Quote the data below in full, please, without altering anything.

Given records:
>>>
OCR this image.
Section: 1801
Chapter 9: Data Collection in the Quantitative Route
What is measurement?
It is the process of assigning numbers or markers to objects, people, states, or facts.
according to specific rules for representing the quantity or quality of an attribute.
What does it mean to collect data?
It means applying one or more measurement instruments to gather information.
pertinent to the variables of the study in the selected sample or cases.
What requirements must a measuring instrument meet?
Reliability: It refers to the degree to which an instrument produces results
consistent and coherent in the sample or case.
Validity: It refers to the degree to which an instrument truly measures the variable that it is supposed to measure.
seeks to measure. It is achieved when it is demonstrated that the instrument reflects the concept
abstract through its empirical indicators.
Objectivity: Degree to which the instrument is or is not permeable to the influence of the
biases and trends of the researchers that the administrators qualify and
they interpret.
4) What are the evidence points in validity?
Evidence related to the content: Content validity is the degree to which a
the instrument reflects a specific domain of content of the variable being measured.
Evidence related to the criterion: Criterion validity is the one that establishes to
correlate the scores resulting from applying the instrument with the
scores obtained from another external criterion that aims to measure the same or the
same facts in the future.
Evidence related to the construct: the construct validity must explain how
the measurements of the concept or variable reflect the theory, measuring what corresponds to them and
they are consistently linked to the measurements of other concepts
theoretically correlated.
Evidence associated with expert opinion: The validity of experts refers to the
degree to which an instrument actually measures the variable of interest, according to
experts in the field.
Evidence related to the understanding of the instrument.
<<<
Answer to this task:
OCR this image.
Section: 1801
Chapter 9: Data Collection in the Quantitative Route
What is measurement?
It is the process of assigning numbers or markers to objects, people, states, or facts.
according to specific rules for representing the quantity or quality of an attribute.
What does it mean to collect data?
It means applying one or more measurement instruments to gather information.
pertinent to the variables of the study in the selected sample or cases.
What requirements must a measuring instrument meet?
Reliability: It refers to the degree to which an instrument produces results
consistent and coherent in the sample or case.
Validity: It refers to the degree to which an instrument truly measures the variable that it is supposed to measure.
seeks to measure. It is achieved when it is demonstrated that the instrument reflects the concept
abstract through its empirical indicators.
Objectivity: Degree to which the instrument is or is not permeable to the influence of the
biases and trends of the researchers that the administrators qualify and
they interpret.
4) What are the evidence points in validity?
Evidence related to the content: Content validity is the degree to which a
the instrument reflects a specific domain of content of the variable being measured.
Evidence related to the criterion: Criterion validity is the one that establishes to
correlate the scores resulting from applying the instrument with the
scores obtained from another external criterion that aims to measure the same or the
same facts in the future.
Evidence related to the construct: the construct validity must explain how
the measurements of the concept or variable reflect the theory, measuring what corresponds to them and
they are consistently linked to the measurements of other concepts
theoretically correlated.
Evidence associated with expert opinion: The validity of experts refers to the
degree to which an instrument actually measures the variable of interest, according to
experts in the field.
Evidence related to the understanding of the instrument.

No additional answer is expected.